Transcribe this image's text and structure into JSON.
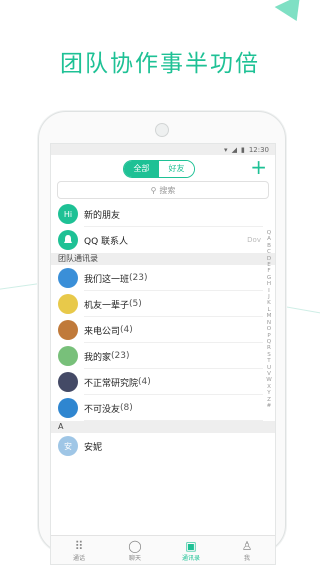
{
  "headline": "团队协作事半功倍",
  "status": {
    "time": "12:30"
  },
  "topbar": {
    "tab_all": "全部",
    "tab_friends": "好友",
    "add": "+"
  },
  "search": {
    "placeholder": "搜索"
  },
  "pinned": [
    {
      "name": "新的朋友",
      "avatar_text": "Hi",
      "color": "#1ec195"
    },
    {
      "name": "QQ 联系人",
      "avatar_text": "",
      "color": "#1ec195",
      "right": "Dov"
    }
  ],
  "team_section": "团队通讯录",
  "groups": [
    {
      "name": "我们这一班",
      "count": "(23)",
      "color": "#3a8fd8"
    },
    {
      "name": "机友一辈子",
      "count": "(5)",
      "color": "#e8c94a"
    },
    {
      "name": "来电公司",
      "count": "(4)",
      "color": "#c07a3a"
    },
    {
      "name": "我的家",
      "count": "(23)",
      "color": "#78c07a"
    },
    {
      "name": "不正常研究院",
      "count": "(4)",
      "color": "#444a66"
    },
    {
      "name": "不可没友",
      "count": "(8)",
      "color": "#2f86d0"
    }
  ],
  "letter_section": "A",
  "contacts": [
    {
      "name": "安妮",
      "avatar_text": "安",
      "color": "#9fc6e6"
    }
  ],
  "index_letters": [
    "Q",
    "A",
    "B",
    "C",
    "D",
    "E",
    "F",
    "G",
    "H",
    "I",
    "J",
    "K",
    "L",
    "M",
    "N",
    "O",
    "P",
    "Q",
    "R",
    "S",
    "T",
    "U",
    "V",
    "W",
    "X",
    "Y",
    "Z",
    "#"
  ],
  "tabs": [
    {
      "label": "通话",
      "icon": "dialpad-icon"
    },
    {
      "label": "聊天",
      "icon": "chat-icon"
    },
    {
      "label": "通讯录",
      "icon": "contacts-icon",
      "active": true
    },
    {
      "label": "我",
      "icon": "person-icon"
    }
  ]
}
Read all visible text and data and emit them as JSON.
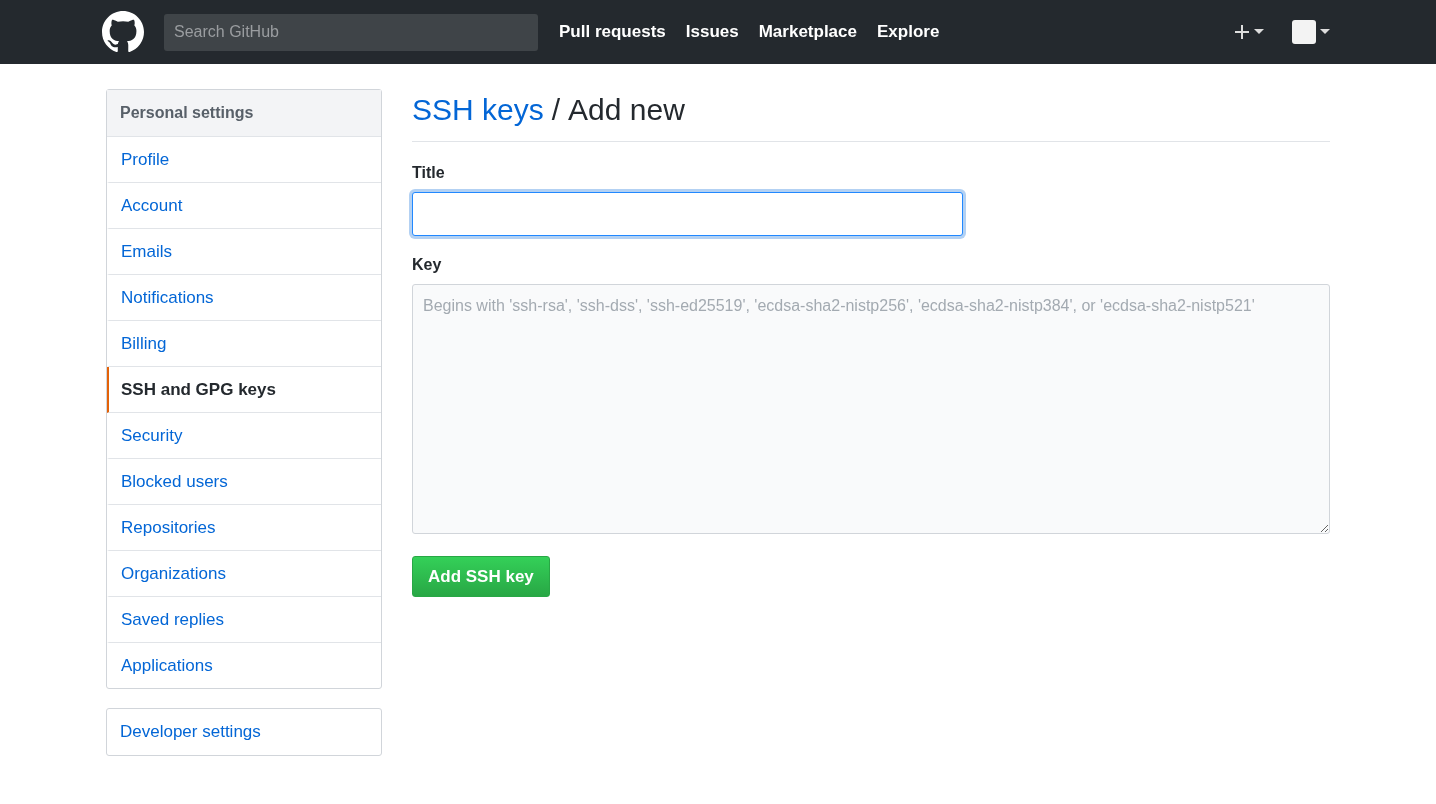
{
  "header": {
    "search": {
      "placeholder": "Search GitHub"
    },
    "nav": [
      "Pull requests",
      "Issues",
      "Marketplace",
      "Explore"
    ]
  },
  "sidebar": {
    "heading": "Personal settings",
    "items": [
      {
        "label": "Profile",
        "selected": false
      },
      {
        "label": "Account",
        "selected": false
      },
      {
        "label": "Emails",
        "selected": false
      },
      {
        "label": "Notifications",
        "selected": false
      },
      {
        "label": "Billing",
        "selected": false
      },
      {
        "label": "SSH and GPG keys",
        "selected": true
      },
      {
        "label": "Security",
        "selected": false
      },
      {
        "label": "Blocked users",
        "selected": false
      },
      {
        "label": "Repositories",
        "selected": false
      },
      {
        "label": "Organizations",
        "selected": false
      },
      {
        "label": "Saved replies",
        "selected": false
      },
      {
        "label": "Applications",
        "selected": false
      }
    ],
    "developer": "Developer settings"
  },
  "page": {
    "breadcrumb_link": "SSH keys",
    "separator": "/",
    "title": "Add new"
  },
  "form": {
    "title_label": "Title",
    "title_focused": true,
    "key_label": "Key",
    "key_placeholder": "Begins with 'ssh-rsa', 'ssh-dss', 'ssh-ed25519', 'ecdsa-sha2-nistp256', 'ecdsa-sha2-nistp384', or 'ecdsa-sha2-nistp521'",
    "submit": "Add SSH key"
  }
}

== Your task ==
What comes back should match the records exactly, minus any pictures.

== Response ==
Transcribe this image's text and structure into JSON.
{
  "headline": "团队协作事半功倍",
  "status": {
    "time": "12:30"
  },
  "topbar": {
    "tab_all": "全部",
    "tab_friends": "好友",
    "add": "+"
  },
  "search": {
    "placeholder": "搜索"
  },
  "pinned": [
    {
      "name": "新的朋友",
      "avatar_text": "Hi",
      "color": "#1ec195"
    },
    {
      "name": "QQ 联系人",
      "avatar_text": "",
      "color": "#1ec195",
      "right": "Dov"
    }
  ],
  "team_section": "团队通讯录",
  "groups": [
    {
      "name": "我们这一班",
      "count": "(23)",
      "color": "#3a8fd8"
    },
    {
      "name": "机友一辈子",
      "count": "(5)",
      "color": "#e8c94a"
    },
    {
      "name": "来电公司",
      "count": "(4)",
      "color": "#c07a3a"
    },
    {
      "name": "我的家",
      "count": "(23)",
      "color": "#78c07a"
    },
    {
      "name": "不正常研究院",
      "count": "(4)",
      "color": "#444a66"
    },
    {
      "name": "不可没友",
      "count": "(8)",
      "color": "#2f86d0"
    }
  ],
  "letter_section": "A",
  "contacts": [
    {
      "name": "安妮",
      "avatar_text": "安",
      "color": "#9fc6e6"
    }
  ],
  "index_letters": [
    "Q",
    "A",
    "B",
    "C",
    "D",
    "E",
    "F",
    "G",
    "H",
    "I",
    "J",
    "K",
    "L",
    "M",
    "N",
    "O",
    "P",
    "Q",
    "R",
    "S",
    "T",
    "U",
    "V",
    "W",
    "X",
    "Y",
    "Z",
    "#"
  ],
  "tabs": [
    {
      "label": "通话",
      "icon": "dialpad-icon"
    },
    {
      "label": "聊天",
      "icon": "chat-icon"
    },
    {
      "label": "通讯录",
      "icon": "contacts-icon",
      "active": true
    },
    {
      "label": "我",
      "icon": "person-icon"
    }
  ]
}
Read all visible text and data and emit them as JSON.
{
  "header": {
    "search": {
      "placeholder": "Search GitHub"
    },
    "nav": [
      "Pull requests",
      "Issues",
      "Marketplace",
      "Explore"
    ]
  },
  "sidebar": {
    "heading": "Personal settings",
    "items": [
      {
        "label": "Profile",
        "selected": false
      },
      {
        "label": "Account",
        "selected": false
      },
      {
        "label": "Emails",
        "selected": false
      },
      {
        "label": "Notifications",
        "selected": false
      },
      {
        "label": "Billing",
        "selected": false
      },
      {
        "label": "SSH and GPG keys",
        "selected": true
      },
      {
        "label": "Security",
        "selected": false
      },
      {
        "label": "Blocked users",
        "selected": false
      },
      {
        "label": "Repositories",
        "selected": false
      },
      {
        "label": "Organizations",
        "selected": false
      },
      {
        "label": "Saved replies",
        "selected": false
      },
      {
        "label": "Applications",
        "selected": false
      }
    ],
    "developer": "Developer settings"
  },
  "page": {
    "breadcrumb_link": "SSH keys",
    "separator": "/",
    "title": "Add new"
  },
  "form": {
    "title_label": "Title",
    "title_focused": true,
    "key_label": "Key",
    "key_placeholder": "Begins with 'ssh-rsa', 'ssh-dss', 'ssh-ed25519', 'ecdsa-sha2-nistp256', 'ecdsa-sha2-nistp384', or 'ecdsa-sha2-nistp521'",
    "submit": "Add SSH key"
  }
}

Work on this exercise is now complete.